#### [Lavoro da svolgere]
Continua l'omelia sull'inizio della predicazione di Gesù, riprendendo subito dopo l'ultima frase riportata.

#### [Testo della pagina]

Omelia (21-01-2024)
Paolo Curtaz
Dai confini

Hanno arrestato il Battista, non tira una bella aria per i profeti.
Sarebbe più prudente andarsene, fuggire, lasciar perdere.
E invece lui inizia a raccontare di Dio, a partire dalle terre lontane, da quella Galilea delle genti guardate con disprezzo dai puristi di Gerusalemme.
Quando sarebbe saggio smettere, inizia.
Quando sarebbe prudente starsene chiusi in casa, racconta.
Quando sarebbe opportuno non pensare troppo alle cose di Dio, è il momento di occuparsene.
Parla, la Parola. Annuncia. Scuote. Indica.
È qui, il Regno, si è fatto vicino.
Visto che non siamo in grado di cercare Dio senza stravolgerne il volto, o manipolarlo o immaginarlo a nostra immagine e somiglianza è lui, Dio, a colmare la distanza che ci separa. Il Natale che abbiamo appena celebrato ci ricorda esattamente questa straordinaria verità: Dio si fa vicino, si fa incontro, è qui. E lo raggiungiamo (anche) attraverso la Parola, che oggi papa Francesco ha voluto mettere al centro delle nostre comunità.
Il Regno si è avvicinato: svegliati, muoviti, scuotiti.
Convertiti e credi.
Convertiti: cioè guarda se la strada che stai percorrendo ti sta conducendo verso la pienezza della felicità o se, invece, ti stai allontanando dalla tua anima.
E se ti accorgi che la strada che percorri non ti porta da nessuna parte inchioda, vai inversione di marcia e torna indietro.
Fatti guidare, segui le indicazioni, non chiudere gli occhi mentre tieni ben saldo il volante della tua vita, il timone della (piccola) barca della tua vita.
E credi: fidati di quello che Gesù è venuto a raccontare, a dire, a testimoniare.
Questo è il messaggio con cui Gesù inizia la predicazione. Questa è la sintesi del Vangelo in cui crediamo.
Questo è ciò che potremmo dire, senza tanti fronzoli, ai tanti smarriti di oggi: il Dio di Gesù ti vuole incontrare, accorgitene! Fidati! Lasciati amare!

#### [Dati mostrati]
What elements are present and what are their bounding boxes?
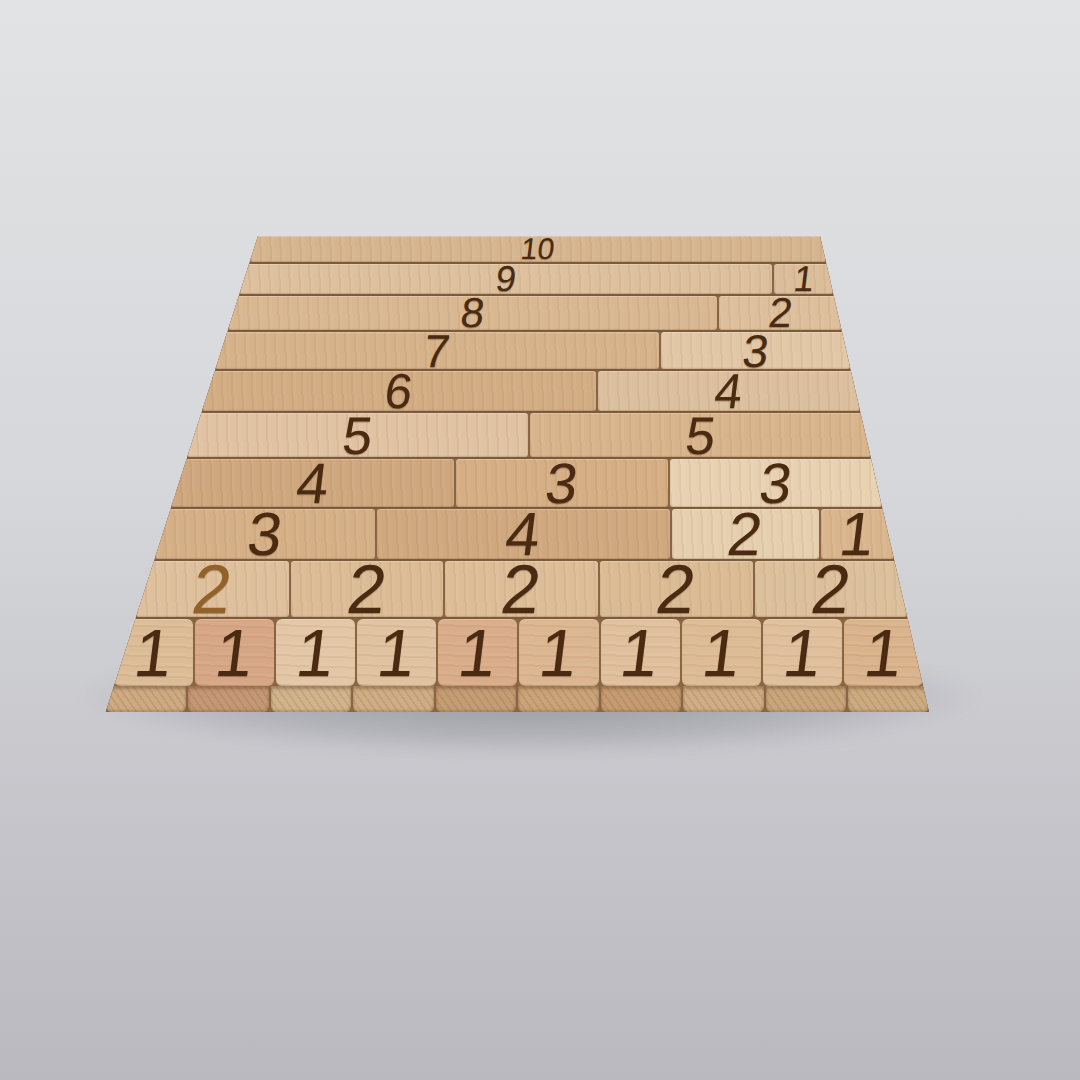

#### [Risultato dell'esercizio]
Anche adesso, soprattutto ora in cui paura e venti di guerra hanno nuovamente resettato le nostre sicurezze piccine e vuote. Così il potente vangelo di Marco descrive l'opera di Gesù subito dopo lo stringato racconto del battesimo.
Invece di passare il tempo a lamentarsi, a fuggire, a rintanarsi in sacrestia, dopo l'arresto del Profeta, come facciamo noi, Gesù osa.
Esce e va a chiamare dei collaboratori. E che collaboratori!
Noi.

Sui confini
Li va a prendere ai bordi del lago, ai confini della terra di Israele, sulle sponde del grande lago che Marco chiama "mare" a richiamare la liberazione dall'Egitto, a ricordare la paura atavica del popolo di Israele per la grande distesa d'acqua.
Li va a cercare in una terra abbandonata, periferica, disprezzata.
E cerca dei lavoratori, gente comune, non dei sacerdoti, non dei religiosi, non degli esperti in comunicazione, non degli influencer capaci di attrarre le folle.
Li chiama senza merito, li chiama anche se non sono ancora discepoli, anche se non hanno fatto nessun corso di formazione, anche se non hanno preso nessun diploma da annunciatori, anche se ancora non credono.
Li chiama perché vuole loro e li va a prendere dove sono, non li aspetta dietro una scrivania.
Gesù si muove. Gesù agisce, li corteggia, li ama, li chiama.
Mi corteggia, mi ama, mi chiama.
È lui il protagonista del racconto, è lui che ci viene a cercare.

Così come Dio chiama Giona, il più imperfetto e fragile fra i profeti, pavido e capriccioso, affatto devoto, affatto virtuoso, per invitare gli abitanti di Ninive a cambiare atteggiamento. E i niniviti cambiano, forse perché vedono quell'invito rivoltogli da un uomo fragile come loro...
Dio ha bisogno di me per annunciare al mondo la salvezza.
Non per salvare il mondo ma per vivere da salvato. Perché il mondo non lo sa di essere salvo.
Nel piccolo, fragile mondo in cui vivo Dio mi chiama a diventare suo collaboratore.
Nella quotidianità talvolta insipida e meschina, si manifesta, se ho affinato lo sguardo interiore, se ho dato spazio all'anima, se voglio diventare discepolo.
Nelle periferie esistenziali in cui abito, mi viene a stanare. Non a Gerusalemme, non nel tempio, non nelle scuole rabbiniche.
Ai confini, fuori. Qui, ora, adesso.

Reti
Per seguirlo, però, bisogna osare.
Bisogna lasciare le reti che spesso riassettiamo, cuciamo, ripariamo.
Lasciare tutto ciò che ci lega, che ci rende schiavi: il giudizio degli altri, i sensi di colpa, il nostro narcisismo, l'immagine di noi stessi, le ansie da prestazione, i soldi, le relazioni famigliari possessive, l'apparire... serve continuare?
Siamo pieni di reti da abbandonare. A volte, ribadisco, le riassettiamo e magari lo facciamo pensando di far piacere a Dio. Dei geni.
Giacomo e Giovanni lasciano il loro padre Zebedeo. La più stretta delle reti, quella famigliare, patriarcale, affettiva.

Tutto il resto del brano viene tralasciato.